# Wide open spaces may doom my home theater (drama to entice you to read this!)



## MLGamer (Feb 10, 2013)

Greetings one and all,

The excitement has been building over the last few months in anticipation of beginning construction to finish my 1900 square foot basement. The jewel of this journey is the inclusion of a home theater consisting of the following:

Television: Panasonic 65" TCP65ST60
FL & FR: SVS Ultra Towers
CC: SVS Ultra Center
Subwoofer: SVS PB13 - Ultra
SL & SR: SVS Ultra Surrounds (ceiling mounted due to limited wall space)
RL & RR: SVS Ultra Surrounds (ceiling mounted due to limited wall space)
Receiver: Denon AVR-X4000
Universal DP: Oppo BDP - 103
Line Conditioner: Panamax M5100-PM

***********DILEMMA ALERT! DILEMMA ALERT*****************

The layout of the home theater is open; therefore, my home theater area opens to a bar and billiards room (see attachments). The HT area is roughly 21 x 20. The billiards area is around 18 x 19. The bar, off to the right if facing the plasma television is approximately 8 x 12. I need your help in determining what types of acoustical treatments to utilize and where they should be located. Please note, on the full floor plan you will see walls that appear like this: === === === ===. These are called dimensional walls. In effect they are not walls at all but merely a means of defining space (e.g. billiards room).

# [Collected material]

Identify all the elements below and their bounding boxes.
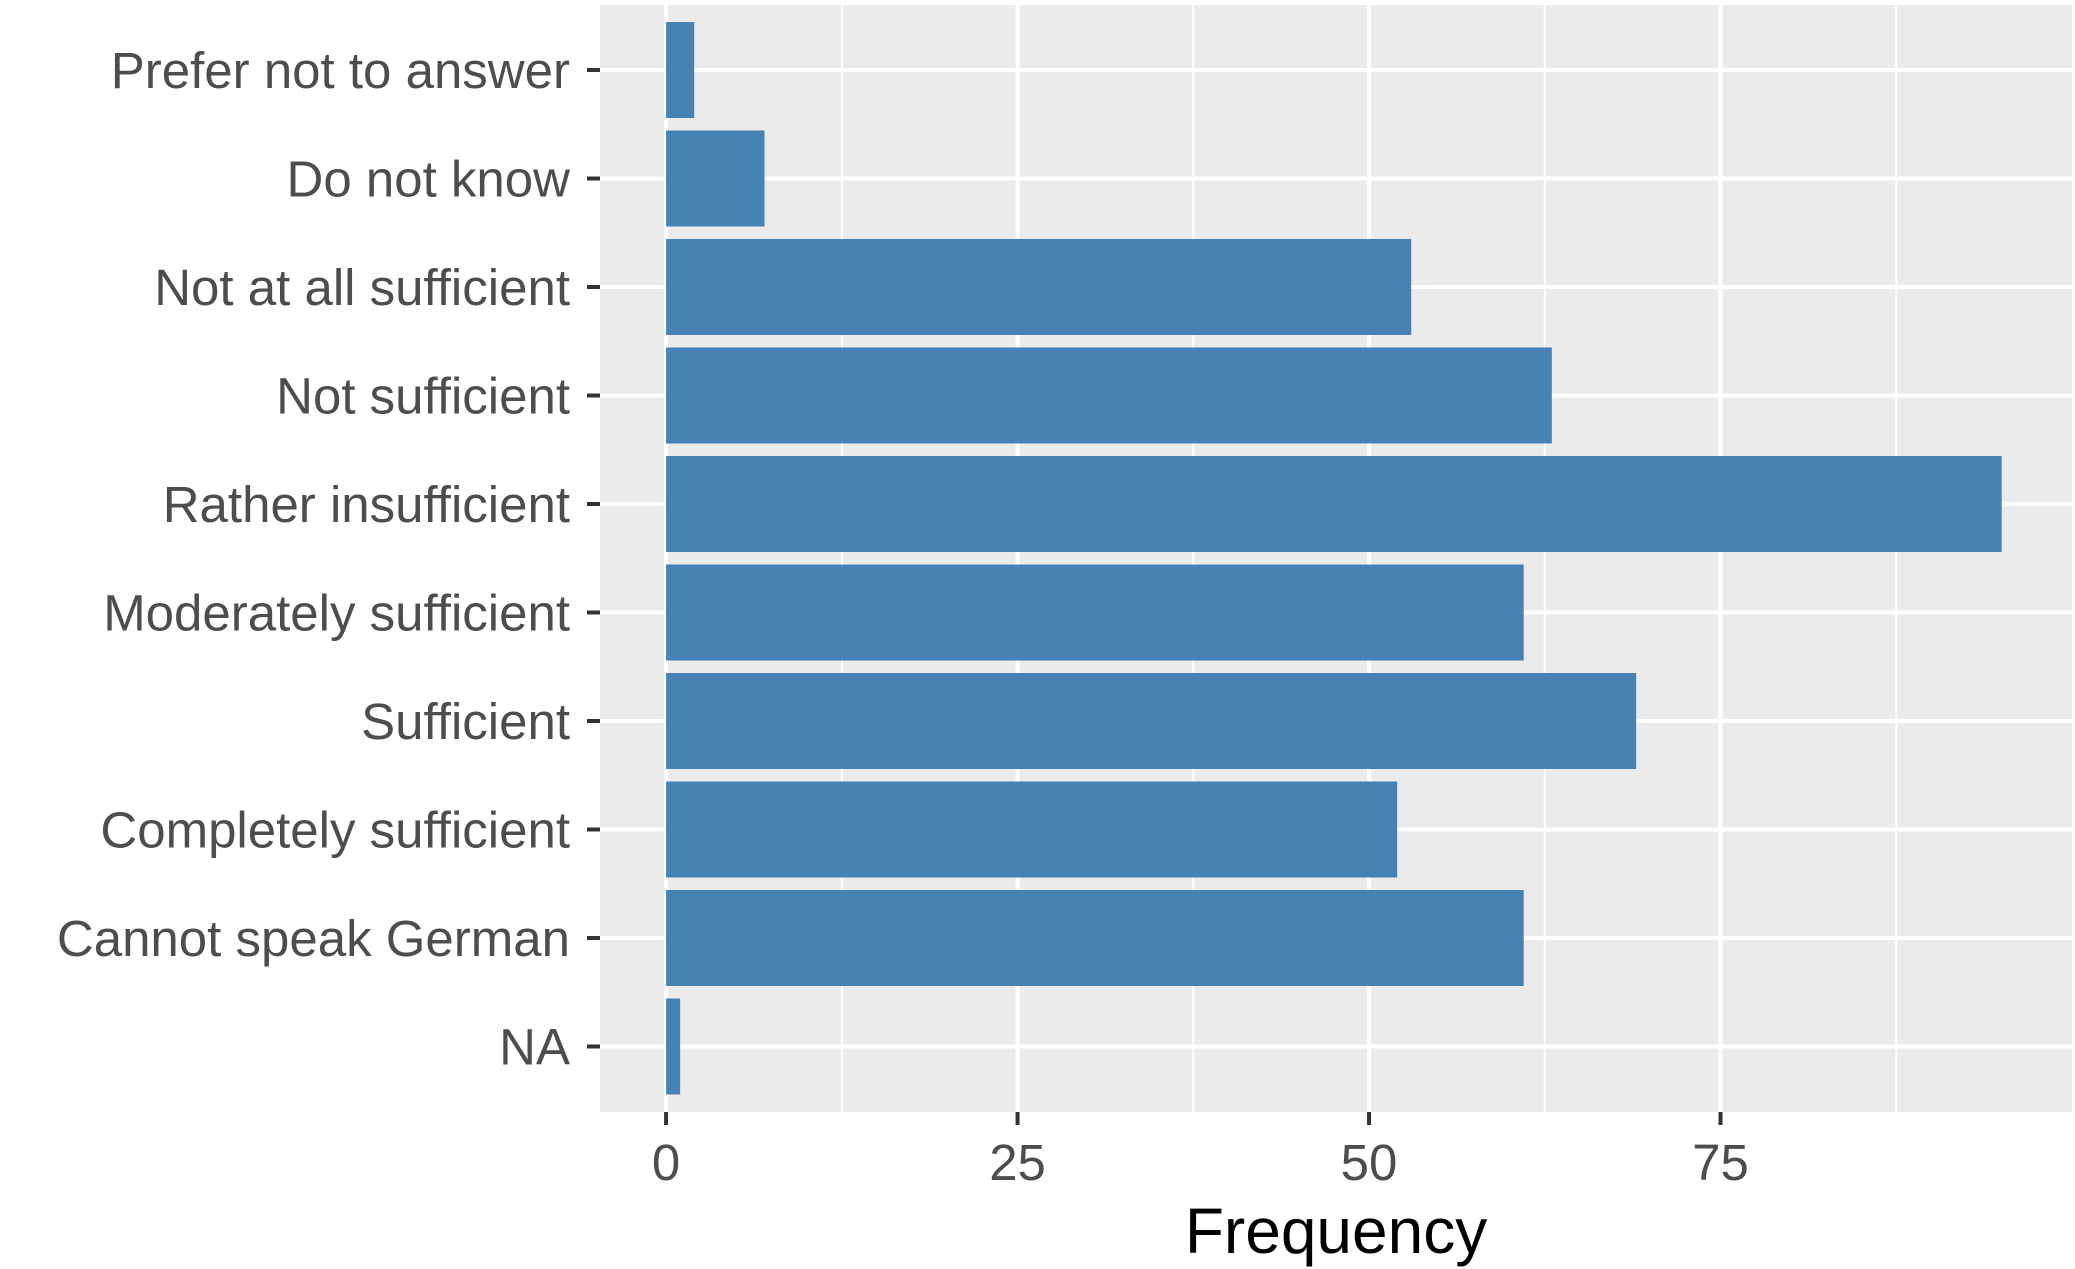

# [Given instruction 1]
Decide whether each statement below agrees with the home theater post, answering yes or no and quoting the words of the post that settle it. (a) The home theater area is roughly 21 x 20. (b) The side and rear surround speakers are mounted on the walls. (c) The dimensional walls on the floor plan are solid walls that separate the rooms.
# [Given instruction 2]
Reproduce the passage of the home theater post starting with "RL & RR: SVS" and going on through "(e.g. billiards room).".
# [Given instruction 3]
Write what comes next in the home theater post, picking up after its final sentence.

# [Written answer 1]
(a) Yes: "The HT area is roughly 21 x 20."
(b) No: "SL & SR: SVS Ultra Surrounds (ceiling mounted due to limited wall space)" and "RL & RR: SVS Ultra Surrounds (ceiling mounted due to limited wall space)"
(c) No: "In effect they are not walls at all but merely a means of defining space (e.g. billiards room)."

# [Written answer 2]
RL & RR: SVS Ultra Surrounds (ceiling mounted due to limited wall space)
Receiver: Denon AVR-X4000
Universal DP: Oppo BDP - 103
Line Conditioner: Panamax M5100-PM

***********DILEMMA ALERT! DILEMMA ALERT*****************

The layout of the home theater is open; therefore, my home theater area opens to a bar and billiards room (see attachments). The HT area is roughly 21 x 20. The billiards area is around 18 x 19. The bar, off to the right if facing the plasma television is approximately 8 x 12. I need your help in determining what types of acoustical treatments to utilize and where they should be located. Please note, on the full floor plan you will see walls that appear like this: === === === ===. These are called dimensional walls. In effect they are not walls at all but merely a means of defining space (e.g. billiards room).

# [Written answer 3]
Thanks to everyone for their assistance.

~Matthew


----------



## bpape (Sep 14, 2006)

The basic front of the room is still relatively symmetric. Broadband bass control in the front corners and side wall reflections up to the point where the bar area extends out are a good start. If you want to go a bit farther, you can do the entire front wall in something like 2" 703 or ECOSE and then cover with fabric.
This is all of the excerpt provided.